- _Set exercise_
Keep the pictures out of the copy and print all the entries below exactly.

Entries with figure data:
(begin)

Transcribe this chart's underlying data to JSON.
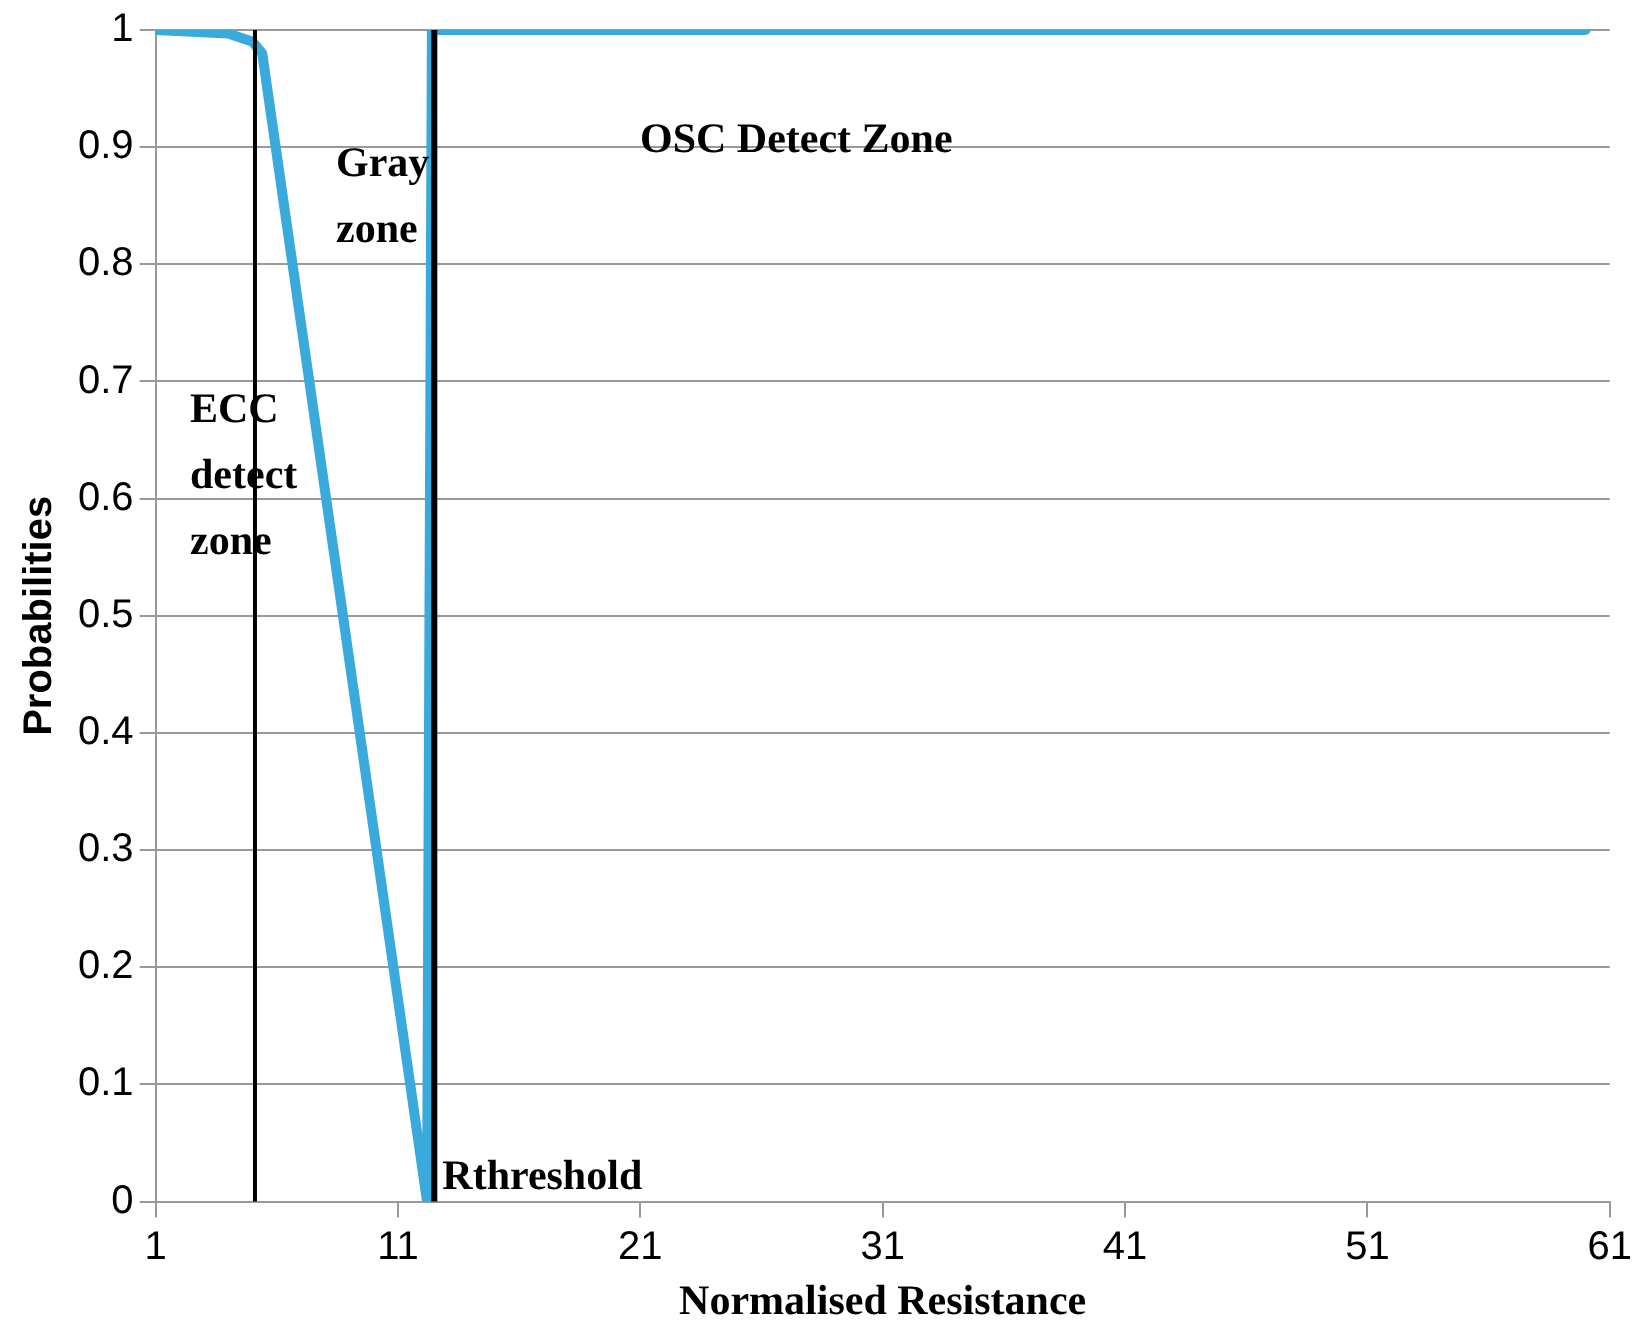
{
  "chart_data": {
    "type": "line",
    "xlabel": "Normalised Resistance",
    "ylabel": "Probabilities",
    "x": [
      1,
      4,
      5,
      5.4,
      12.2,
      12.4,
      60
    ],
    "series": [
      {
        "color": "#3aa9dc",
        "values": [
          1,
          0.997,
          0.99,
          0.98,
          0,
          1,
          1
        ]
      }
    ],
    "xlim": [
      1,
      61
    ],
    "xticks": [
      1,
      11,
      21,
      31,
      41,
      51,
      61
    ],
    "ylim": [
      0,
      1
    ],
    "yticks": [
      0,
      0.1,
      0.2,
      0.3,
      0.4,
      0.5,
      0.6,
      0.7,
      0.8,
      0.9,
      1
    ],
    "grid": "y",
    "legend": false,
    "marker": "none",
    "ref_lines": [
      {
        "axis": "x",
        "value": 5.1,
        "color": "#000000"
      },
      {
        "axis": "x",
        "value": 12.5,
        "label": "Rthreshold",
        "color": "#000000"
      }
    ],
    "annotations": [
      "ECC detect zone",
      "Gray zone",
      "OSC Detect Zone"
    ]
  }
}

(end)

- _Written response_
Transcribe this chart's underlying data to JSON.
{
  "chart_data": {
    "type": "line",
    "xlabel": "Normalised Resistance",
    "ylabel": "Probabilities",
    "x": [
      1,
      4,
      5,
      5.4,
      12.2,
      12.4,
      60
    ],
    "series": [
      {
        "color": "#3aa9dc",
        "values": [
          1,
          0.997,
          0.99,
          0.98,
          0,
          1,
          1
        ]
      }
    ],
    "xlim": [
      1,
      61
    ],
    "xticks": [
      1,
      11,
      21,
      31,
      41,
      51,
      61
    ],
    "ylim": [
      0,
      1
    ],
    "yticks": [
      0,
      0.1,
      0.2,
      0.3,
      0.4,
      0.5,
      0.6,
      0.7,
      0.8,
      0.9,
      1
    ],
    "grid": "y",
    "legend": false,
    "marker": "none",
    "ref_lines": [
      {
        "axis": "x",
        "value": 5.1,
        "color": "#000000"
      },
      {
        "axis": "x",
        "value": 12.5,
        "label": "Rthreshold",
        "color": "#000000"
      }
    ],
    "annotations": [
      "ECC detect zone",
      "Gray zone",
      "OSC Detect Zone"
    ]
  }
}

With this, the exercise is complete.